» **WHAT IS EXPECTED**
Count the lines in the records below that contain the word "structured", and give only that number.
○ ○ ○
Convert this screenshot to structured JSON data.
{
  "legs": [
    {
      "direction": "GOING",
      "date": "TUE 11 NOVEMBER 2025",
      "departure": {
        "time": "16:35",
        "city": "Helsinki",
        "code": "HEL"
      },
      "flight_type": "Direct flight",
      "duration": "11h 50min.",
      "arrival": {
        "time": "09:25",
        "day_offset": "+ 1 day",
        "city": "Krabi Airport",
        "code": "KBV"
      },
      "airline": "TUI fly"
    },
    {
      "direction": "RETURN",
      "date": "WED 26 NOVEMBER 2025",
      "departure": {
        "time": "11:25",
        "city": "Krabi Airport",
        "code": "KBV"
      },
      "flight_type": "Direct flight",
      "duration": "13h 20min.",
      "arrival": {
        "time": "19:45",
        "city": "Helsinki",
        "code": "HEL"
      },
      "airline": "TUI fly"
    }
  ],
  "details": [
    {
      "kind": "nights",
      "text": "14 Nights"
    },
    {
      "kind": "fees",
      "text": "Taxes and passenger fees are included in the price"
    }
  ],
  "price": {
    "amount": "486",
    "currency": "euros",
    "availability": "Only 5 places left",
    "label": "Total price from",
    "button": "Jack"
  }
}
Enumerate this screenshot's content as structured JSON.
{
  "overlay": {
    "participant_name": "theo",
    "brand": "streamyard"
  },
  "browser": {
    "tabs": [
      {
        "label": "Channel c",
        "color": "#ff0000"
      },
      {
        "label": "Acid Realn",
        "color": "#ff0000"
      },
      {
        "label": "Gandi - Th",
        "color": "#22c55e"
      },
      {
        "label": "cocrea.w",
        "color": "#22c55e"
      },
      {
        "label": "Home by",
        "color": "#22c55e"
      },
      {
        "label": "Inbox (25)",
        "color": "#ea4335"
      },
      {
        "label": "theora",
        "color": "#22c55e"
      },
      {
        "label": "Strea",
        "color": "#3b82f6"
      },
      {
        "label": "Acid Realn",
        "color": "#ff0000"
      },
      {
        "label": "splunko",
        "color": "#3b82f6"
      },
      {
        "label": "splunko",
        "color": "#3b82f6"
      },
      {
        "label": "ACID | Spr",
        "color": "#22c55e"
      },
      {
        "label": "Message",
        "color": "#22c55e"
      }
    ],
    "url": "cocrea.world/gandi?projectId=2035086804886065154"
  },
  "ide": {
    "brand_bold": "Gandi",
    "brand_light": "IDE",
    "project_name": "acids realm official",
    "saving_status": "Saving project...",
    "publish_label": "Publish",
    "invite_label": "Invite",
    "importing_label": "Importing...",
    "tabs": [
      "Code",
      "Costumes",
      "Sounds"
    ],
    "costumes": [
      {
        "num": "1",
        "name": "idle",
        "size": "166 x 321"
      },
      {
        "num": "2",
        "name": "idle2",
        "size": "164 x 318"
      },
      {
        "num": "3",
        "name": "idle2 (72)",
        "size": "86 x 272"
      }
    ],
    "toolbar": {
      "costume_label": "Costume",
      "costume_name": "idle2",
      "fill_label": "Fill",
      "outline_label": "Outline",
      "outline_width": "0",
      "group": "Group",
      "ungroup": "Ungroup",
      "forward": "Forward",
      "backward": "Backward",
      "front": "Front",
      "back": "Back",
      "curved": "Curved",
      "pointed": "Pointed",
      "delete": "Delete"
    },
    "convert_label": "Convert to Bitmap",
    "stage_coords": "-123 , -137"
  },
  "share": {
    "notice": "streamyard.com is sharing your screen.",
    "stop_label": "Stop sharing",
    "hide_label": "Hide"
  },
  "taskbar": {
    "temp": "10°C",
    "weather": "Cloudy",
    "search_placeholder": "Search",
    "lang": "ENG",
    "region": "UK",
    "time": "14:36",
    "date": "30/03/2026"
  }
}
○ ○ ○
» **FINAL RESULT**
2